start Provided information

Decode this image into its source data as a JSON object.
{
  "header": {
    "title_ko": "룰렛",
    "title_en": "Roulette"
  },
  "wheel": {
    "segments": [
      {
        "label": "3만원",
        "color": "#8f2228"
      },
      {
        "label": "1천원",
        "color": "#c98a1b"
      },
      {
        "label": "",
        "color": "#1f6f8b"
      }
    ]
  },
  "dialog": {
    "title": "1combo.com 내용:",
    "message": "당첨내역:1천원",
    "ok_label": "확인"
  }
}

end Provided information

**Exercise task**
Pull out all lines containing the word "color" from the entries above.

**Written solution**
        "color": "#8f2228"
        "color": "#c98a1b"
        "color": "#1f6f8b"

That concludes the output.